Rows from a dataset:
[BEGIN]

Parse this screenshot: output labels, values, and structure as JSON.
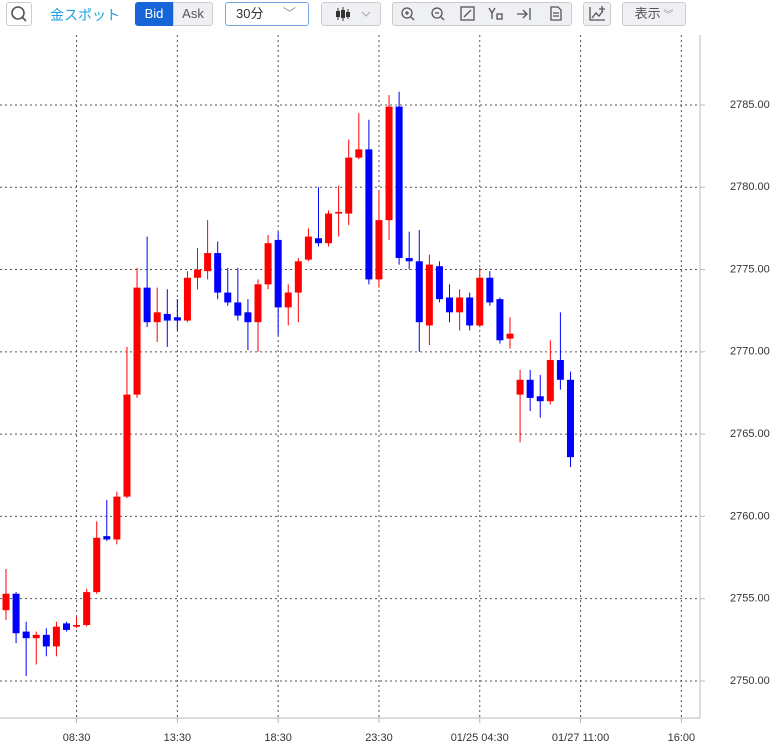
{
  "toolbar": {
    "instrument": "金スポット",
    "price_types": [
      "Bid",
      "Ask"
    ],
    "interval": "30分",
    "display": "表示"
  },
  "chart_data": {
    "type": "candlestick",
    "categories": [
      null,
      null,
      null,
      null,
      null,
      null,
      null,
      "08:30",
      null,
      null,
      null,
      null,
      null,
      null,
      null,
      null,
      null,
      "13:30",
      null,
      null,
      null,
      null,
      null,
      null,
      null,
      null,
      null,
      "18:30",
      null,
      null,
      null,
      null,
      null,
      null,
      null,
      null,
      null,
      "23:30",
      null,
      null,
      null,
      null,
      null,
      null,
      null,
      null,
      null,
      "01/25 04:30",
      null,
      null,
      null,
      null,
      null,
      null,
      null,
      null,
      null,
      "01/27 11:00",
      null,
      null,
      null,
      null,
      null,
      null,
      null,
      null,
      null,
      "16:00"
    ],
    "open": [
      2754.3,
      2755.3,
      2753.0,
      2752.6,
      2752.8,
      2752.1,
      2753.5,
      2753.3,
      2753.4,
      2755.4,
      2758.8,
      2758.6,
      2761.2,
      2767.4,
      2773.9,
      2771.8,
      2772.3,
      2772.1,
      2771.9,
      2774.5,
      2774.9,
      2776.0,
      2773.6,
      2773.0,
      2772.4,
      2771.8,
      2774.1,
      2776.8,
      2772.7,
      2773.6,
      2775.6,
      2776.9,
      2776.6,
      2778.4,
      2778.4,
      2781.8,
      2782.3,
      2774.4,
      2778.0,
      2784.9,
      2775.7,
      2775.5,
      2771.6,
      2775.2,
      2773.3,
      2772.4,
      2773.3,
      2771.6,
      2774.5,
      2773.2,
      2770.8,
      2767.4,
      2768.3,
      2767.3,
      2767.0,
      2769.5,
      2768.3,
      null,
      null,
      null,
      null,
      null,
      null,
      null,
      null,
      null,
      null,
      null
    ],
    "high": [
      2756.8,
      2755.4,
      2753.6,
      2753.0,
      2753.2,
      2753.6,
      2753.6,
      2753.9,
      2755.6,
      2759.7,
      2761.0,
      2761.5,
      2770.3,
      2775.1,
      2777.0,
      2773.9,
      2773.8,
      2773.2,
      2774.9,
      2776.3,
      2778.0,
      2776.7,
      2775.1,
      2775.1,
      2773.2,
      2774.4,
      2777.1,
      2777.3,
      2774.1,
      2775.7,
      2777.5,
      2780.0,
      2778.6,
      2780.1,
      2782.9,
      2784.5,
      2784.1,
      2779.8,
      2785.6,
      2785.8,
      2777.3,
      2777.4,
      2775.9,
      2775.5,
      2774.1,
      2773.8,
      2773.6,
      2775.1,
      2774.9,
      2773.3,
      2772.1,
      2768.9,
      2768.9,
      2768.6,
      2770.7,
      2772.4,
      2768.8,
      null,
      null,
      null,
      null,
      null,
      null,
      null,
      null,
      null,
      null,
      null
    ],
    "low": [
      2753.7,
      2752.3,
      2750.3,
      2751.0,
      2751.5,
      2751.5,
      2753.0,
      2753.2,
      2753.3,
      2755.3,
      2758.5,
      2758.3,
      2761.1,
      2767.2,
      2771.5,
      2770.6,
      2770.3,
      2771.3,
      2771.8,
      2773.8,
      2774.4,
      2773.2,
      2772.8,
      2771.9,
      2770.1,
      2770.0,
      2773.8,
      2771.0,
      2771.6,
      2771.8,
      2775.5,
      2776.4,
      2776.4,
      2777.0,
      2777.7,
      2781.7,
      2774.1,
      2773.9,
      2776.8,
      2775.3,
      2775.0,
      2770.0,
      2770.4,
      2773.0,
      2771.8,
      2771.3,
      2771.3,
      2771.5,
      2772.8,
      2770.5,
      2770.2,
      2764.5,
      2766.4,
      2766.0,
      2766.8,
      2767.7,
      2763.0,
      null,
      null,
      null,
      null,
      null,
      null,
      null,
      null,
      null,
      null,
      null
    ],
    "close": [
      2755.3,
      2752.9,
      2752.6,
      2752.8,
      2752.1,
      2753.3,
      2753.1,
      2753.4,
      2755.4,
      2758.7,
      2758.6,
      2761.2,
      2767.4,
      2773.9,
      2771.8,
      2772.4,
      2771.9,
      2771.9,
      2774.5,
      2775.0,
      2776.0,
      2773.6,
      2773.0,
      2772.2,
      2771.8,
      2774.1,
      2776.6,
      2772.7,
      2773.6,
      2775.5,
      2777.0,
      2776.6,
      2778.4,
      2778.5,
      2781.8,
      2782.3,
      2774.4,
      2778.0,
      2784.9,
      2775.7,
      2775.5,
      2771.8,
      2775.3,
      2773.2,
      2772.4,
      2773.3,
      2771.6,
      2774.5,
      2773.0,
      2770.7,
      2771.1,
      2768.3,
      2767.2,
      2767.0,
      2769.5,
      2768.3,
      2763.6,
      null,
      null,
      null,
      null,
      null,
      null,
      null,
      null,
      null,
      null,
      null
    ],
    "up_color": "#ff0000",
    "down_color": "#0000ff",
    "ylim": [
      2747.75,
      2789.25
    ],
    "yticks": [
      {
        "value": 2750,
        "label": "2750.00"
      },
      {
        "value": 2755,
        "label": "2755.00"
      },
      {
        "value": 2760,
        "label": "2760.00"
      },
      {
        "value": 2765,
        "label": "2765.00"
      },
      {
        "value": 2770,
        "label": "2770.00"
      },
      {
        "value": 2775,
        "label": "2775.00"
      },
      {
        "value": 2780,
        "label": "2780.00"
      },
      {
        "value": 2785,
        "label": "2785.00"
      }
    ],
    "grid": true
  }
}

[END]
[BEGIN]

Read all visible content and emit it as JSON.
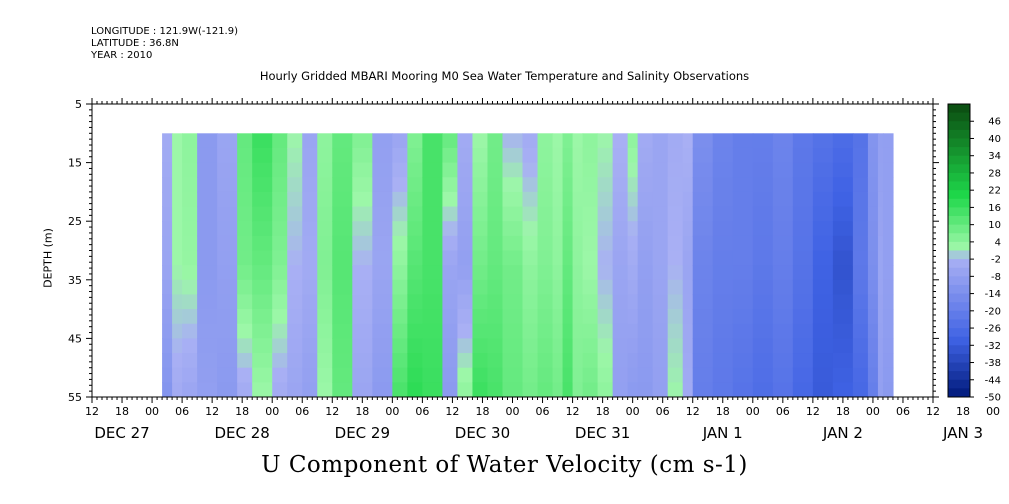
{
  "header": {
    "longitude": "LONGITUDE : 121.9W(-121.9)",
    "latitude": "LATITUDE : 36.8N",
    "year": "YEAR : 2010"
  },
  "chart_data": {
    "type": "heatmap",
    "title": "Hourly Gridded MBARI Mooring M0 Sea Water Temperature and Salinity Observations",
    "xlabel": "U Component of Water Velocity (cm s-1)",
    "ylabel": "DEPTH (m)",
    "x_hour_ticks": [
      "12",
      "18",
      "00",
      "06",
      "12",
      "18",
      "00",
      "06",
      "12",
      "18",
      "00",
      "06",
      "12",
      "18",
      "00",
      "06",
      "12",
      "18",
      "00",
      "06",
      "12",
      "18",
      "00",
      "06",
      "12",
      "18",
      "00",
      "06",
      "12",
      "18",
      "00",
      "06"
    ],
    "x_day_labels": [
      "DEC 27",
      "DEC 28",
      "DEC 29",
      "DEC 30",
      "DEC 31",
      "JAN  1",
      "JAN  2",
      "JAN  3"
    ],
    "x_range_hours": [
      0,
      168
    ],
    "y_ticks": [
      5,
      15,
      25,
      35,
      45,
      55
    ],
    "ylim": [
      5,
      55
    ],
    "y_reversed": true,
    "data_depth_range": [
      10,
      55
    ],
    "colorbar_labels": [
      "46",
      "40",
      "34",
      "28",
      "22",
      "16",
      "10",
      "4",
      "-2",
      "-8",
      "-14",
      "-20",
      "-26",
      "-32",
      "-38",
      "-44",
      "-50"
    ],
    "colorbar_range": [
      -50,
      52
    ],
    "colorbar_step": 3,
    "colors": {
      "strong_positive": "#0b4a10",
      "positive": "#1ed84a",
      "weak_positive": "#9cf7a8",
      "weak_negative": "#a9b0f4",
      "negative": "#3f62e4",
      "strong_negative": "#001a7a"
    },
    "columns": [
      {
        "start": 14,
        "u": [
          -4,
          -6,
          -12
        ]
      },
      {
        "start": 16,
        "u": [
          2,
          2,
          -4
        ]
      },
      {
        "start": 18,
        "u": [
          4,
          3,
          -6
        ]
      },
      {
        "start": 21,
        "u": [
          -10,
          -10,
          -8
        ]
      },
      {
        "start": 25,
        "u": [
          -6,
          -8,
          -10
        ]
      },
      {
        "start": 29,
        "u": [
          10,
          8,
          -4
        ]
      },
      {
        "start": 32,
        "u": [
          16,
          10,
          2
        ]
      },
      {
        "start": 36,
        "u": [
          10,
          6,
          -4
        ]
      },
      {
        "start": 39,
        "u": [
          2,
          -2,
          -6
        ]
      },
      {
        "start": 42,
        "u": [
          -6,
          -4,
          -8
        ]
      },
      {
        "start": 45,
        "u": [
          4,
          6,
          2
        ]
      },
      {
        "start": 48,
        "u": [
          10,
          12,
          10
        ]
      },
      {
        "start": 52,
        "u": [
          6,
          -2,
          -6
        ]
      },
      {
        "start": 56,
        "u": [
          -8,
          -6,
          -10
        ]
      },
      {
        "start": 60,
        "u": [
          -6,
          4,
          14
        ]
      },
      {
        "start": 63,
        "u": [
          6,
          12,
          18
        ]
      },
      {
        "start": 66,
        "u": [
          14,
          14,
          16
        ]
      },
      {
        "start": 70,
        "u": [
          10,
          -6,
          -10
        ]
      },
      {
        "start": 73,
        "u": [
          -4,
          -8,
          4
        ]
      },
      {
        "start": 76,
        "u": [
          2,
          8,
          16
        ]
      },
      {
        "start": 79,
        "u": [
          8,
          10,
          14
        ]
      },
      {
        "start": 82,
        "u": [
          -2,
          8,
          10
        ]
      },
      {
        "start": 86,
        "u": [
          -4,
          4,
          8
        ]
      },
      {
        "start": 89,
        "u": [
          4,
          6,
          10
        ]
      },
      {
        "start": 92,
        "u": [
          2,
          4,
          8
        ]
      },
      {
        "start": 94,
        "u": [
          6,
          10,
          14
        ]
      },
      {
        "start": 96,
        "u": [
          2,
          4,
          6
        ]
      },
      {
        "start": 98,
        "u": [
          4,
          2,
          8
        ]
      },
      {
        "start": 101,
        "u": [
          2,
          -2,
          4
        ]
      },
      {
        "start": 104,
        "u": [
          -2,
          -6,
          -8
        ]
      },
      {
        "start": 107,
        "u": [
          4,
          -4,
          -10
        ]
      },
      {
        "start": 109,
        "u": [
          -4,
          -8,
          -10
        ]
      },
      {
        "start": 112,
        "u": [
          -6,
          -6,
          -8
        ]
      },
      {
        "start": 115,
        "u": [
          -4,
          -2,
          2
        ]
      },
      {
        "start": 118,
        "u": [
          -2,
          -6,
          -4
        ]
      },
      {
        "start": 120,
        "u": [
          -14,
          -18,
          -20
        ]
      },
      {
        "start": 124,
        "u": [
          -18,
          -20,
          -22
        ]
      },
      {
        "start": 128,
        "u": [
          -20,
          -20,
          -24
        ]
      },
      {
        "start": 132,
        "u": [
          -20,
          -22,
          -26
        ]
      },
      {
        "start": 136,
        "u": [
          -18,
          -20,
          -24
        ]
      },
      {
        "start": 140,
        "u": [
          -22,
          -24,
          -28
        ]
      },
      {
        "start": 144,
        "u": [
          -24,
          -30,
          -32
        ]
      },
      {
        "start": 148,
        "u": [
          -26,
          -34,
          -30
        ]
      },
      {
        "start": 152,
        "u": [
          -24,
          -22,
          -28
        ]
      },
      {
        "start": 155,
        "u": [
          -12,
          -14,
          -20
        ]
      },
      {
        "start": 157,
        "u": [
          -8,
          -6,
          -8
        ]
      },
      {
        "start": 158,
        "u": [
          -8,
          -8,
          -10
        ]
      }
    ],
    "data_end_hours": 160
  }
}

[END]

What you should do.
Select and copy each line from the data that includes the word "Water".

Answer to this exercise.
    "title": "Hourly Gridded MBARI Mooring M0 Sea Water Temperature and Salinity Observations",
    "xlabel": "U Component of Water Velocity (cm s-1)",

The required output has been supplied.